▶ [Objective]:
Make an exact copy of all the entries, with the pictures left out.
>> Start Supplied material
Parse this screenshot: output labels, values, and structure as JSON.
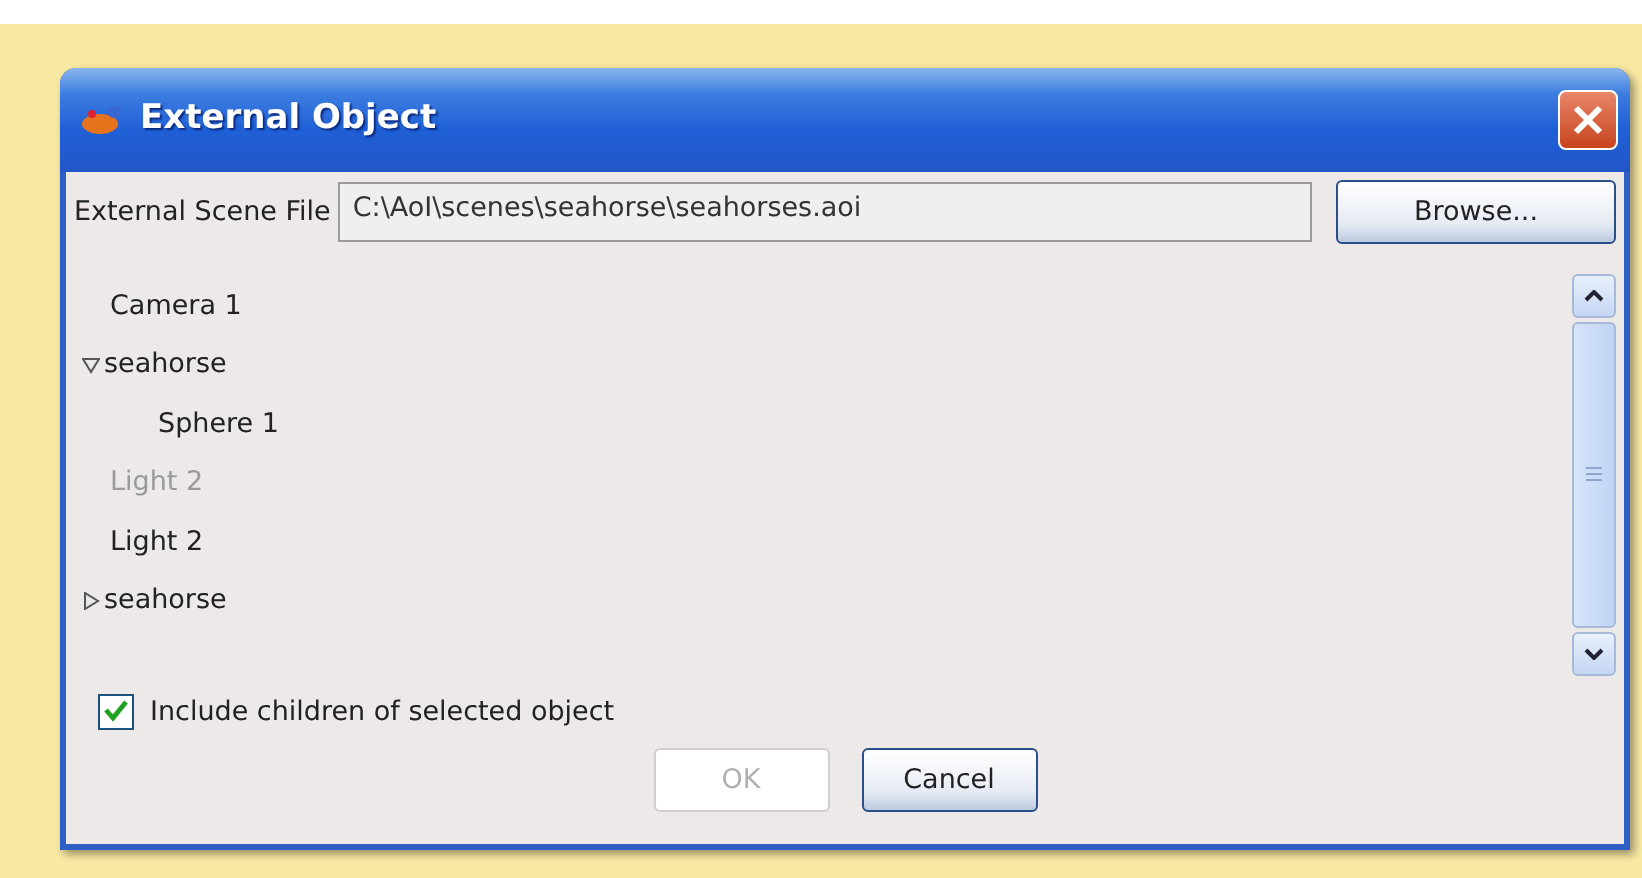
{
  "window": {
    "title": "External Object"
  },
  "scene_file": {
    "label": "External Scene File",
    "value": "C:\\AoI\\scenes\\seahorse\\seahorses.aoi",
    "browse_button": "Browse..."
  },
  "tree": [
    {
      "label": "Camera 1",
      "disabled": false
    },
    {
      "label": "seahorse",
      "expanded": true,
      "disabled": false,
      "children": [
        {
          "label": "Sphere 1",
          "disabled": false
        }
      ]
    },
    {
      "label": "Light 2",
      "disabled": true
    },
    {
      "label": "Light 2",
      "disabled": false
    },
    {
      "label": "seahorse",
      "expanded": false,
      "disabled": false
    }
  ],
  "include_children": {
    "label": "Include children of selected object",
    "checked": true
  },
  "buttons": [
    {
      "label": "OK",
      "disabled": true
    },
    {
      "label": "Cancel",
      "disabled": false
    }
  ]
}
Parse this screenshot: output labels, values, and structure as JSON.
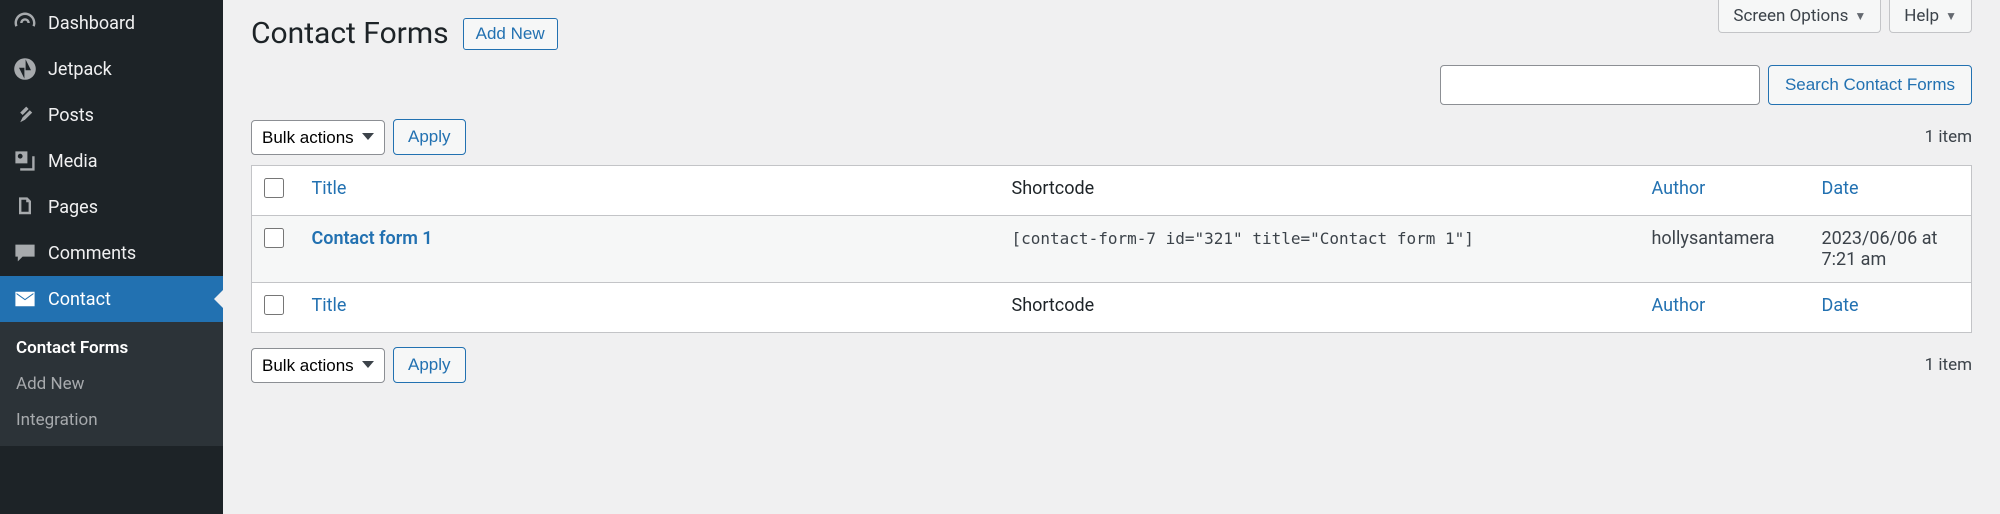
>> End Supplied material
▶ [Task output]:
Parse this screenshot: output labels, values, and structure as JSON.
{
  "window": {
    "title": "External Object"
  },
  "scene_file": {
    "label": "External Scene File",
    "value": "C:\\AoI\\scenes\\seahorse\\seahorses.aoi",
    "browse_button": "Browse..."
  },
  "tree": [
    {
      "label": "Camera 1",
      "disabled": false
    },
    {
      "label": "seahorse",
      "expanded": true,
      "disabled": false,
      "children": [
        {
          "label": "Sphere 1",
          "disabled": false
        }
      ]
    },
    {
      "label": "Light 2",
      "disabled": true
    },
    {
      "label": "Light 2",
      "disabled": false
    },
    {
      "label": "seahorse",
      "expanded": false,
      "disabled": false
    }
  ],
  "include_children": {
    "label": "Include children of selected object",
    "checked": true
  },
  "buttons": [
    {
      "label": "OK",
      "disabled": true
    },
    {
      "label": "Cancel",
      "disabled": false
    }
  ]
}
Parse this screenshot: output labels, values, and structure as JSON.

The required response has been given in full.